Task description
Write every record out again exactly as given.
§ §
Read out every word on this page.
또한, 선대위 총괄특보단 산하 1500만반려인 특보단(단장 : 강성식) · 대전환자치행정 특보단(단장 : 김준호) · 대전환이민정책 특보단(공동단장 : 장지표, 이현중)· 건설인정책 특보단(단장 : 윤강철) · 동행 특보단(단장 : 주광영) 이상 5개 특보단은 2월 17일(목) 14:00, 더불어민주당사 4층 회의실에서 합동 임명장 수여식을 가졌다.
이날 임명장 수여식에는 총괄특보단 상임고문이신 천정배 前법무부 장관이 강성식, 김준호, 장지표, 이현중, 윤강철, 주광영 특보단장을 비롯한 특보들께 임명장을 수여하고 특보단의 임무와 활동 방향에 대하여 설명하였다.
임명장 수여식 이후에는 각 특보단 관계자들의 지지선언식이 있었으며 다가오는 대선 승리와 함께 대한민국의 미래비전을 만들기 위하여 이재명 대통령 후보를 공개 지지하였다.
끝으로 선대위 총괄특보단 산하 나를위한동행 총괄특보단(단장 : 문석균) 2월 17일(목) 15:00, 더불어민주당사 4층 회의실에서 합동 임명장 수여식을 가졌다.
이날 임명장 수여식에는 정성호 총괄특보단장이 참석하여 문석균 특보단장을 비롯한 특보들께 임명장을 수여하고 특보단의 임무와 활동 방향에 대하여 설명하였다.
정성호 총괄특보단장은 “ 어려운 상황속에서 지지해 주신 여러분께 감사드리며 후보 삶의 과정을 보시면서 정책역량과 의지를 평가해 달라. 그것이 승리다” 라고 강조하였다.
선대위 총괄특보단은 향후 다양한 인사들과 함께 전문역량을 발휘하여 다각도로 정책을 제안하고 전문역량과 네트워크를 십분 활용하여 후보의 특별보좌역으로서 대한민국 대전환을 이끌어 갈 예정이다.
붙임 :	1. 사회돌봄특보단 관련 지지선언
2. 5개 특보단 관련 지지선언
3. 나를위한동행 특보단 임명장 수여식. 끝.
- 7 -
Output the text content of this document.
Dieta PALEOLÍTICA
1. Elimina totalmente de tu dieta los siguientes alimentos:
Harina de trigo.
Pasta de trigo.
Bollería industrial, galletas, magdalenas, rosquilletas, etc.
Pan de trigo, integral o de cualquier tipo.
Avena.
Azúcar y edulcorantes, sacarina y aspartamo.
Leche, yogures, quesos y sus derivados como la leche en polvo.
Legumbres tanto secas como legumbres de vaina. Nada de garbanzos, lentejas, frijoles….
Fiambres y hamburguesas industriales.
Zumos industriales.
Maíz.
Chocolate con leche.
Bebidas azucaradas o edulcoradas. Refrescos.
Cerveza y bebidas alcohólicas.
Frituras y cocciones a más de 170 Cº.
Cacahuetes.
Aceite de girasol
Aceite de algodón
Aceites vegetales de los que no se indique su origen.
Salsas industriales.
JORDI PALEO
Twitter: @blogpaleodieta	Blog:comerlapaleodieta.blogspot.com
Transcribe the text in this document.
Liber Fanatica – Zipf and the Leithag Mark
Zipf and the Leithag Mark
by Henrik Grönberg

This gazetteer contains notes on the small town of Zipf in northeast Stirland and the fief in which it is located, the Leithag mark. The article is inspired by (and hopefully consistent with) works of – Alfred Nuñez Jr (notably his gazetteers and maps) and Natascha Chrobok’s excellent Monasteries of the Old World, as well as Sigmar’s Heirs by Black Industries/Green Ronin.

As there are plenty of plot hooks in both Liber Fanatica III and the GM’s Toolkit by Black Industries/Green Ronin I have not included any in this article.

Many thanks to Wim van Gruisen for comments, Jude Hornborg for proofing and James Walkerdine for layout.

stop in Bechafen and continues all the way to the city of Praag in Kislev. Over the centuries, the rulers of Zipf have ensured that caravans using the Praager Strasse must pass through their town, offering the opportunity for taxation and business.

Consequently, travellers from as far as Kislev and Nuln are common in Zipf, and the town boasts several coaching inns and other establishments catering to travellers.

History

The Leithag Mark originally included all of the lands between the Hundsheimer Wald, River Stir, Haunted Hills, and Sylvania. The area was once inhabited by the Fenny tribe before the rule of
§ §
Exercise output
Read out every word on this page.
또한, 선대위 총괄특보단 산하 1500만반려인 특보단(단장 : 강성식) · 대전환자치행정 특보단(단장 : 김준호) · 대전환이민정책 특보단(공동단장 : 장지표, 이현중)· 건설인정책 특보단(단장 : 윤강철) · 동행 특보단(단장 : 주광영) 이상 5개 특보단은 2월 17일(목) 14:00, 더불어민주당사 4층 회의실에서 합동 임명장 수여식을 가졌다.
이날 임명장 수여식에는 총괄특보단 상임고문이신 천정배 前법무부 장관이 강성식, 김준호, 장지표, 이현중, 윤강철, 주광영 특보단장을 비롯한 특보들께 임명장을 수여하고 특보단의 임무와 활동 방향에 대하여 설명하였다.
임명장 수여식 이후에는 각 특보단 관계자들의 지지선언식이 있었으며 다가오는 대선 승리와 함께 대한민국의 미래비전을 만들기 위하여 이재명 대통령 후보를 공개 지지하였다.
끝으로 선대위 총괄특보단 산하 나를위한동행 총괄특보단(단장 : 문석균) 2월 17일(목) 15:00, 더불어민주당사 4층 회의실에서 합동 임명장 수여식을 가졌다.
이날 임명장 수여식에는 정성호 총괄특보단장이 참석하여 문석균 특보단장을 비롯한 특보들께 임명장을 수여하고 특보단의 임무와 활동 방향에 대하여 설명하였다.
정성호 총괄특보단장은 “ 어려운 상황속에서 지지해 주신 여러분께 감사드리며 후보 삶의 과정을 보시면서 정책역량과 의지를 평가해 달라. 그것이 승리다” 라고 강조하였다.
선대위 총괄특보단은 향후 다양한 인사들과 함께 전문역량을 발휘하여 다각도로 정책을 제안하고 전문역량과 네트워크를 십분 활용하여 후보의 특별보좌역으로서 대한민국 대전환을 이끌어 갈 예정이다.
붙임 :	1. 사회돌봄특보단 관련 지지선언
2. 5개 특보단 관련 지지선언
3. 나를위한동행 특보단 임명장 수여식. 끝.
- 7 -
Output the text content of this document.
Dieta PALEOLÍTICA
1. Elimina totalmente de tu dieta los siguientes alimentos:
Harina de trigo.
Pasta de trigo.
Bollería industrial, galletas, magdalenas, rosquilletas, etc.
Pan de trigo, integral o de cualquier tipo.
Avena.
Azúcar y edulcorantes, sacarina y aspartamo.
Leche, yogures, quesos y sus derivados como la leche en polvo.
Legumbres tanto secas como legumbres de vaina. Nada de garbanzos, lentejas, frijoles….
Fiambres y hamburguesas industriales.
Zumos industriales.
Maíz.
Chocolate con leche.
Bebidas azucaradas o edulcoradas. Refrescos.
Cerveza y bebidas alcohólicas.
Frituras y cocciones a más de 170 Cº.
Cacahuetes.
Aceite de girasol
Aceite de algodón
Aceites vegetales de los que no se indique su origen.
Salsas industriales.
JORDI PALEO
Twitter: @blogpaleodieta	Blog:comerlapaleodieta.blogspot.com
Transcribe the text in this document.
Liber Fanatica – Zipf and the Leithag Mark
Zipf and the Leithag Mark
by Henrik Grönberg

This gazetteer contains notes on the small town of Zipf in northeast Stirland and the fief in which it is located, the Leithag mark. The article is inspired by (and hopefully consistent with) works of – Alfred Nuñez Jr (notably his gazetteers and maps) and Natascha Chrobok’s excellent Monasteries of the Old World, as well as Sigmar’s Heirs by Black Industries/Green Ronin.

As there are plenty of plot hooks in both Liber Fanatica III and the GM’s Toolkit by Black Industries/Green Ronin I have not included any in this article.

Many thanks to Wim van Gruisen for comments, Jude Hornborg for proofing and James Walkerdine for layout.

stop in Bechafen and continues all the way to the city of Praag in Kislev. Over the centuries, the rulers of Zipf have ensured that caravans using the Praager Strasse must pass through their town, offering the opportunity for taxation and business.

Consequently, travellers from as far as Kislev and Nuln are common in Zipf, and the town boasts several coaching inns and other establishments catering to travellers.

History

The Leithag Mark originally included all of the lands between the Hundsheimer Wald, River Stir, Haunted Hills, and Sylvania. The area was once inhabited by the Fenny tribe before the rule of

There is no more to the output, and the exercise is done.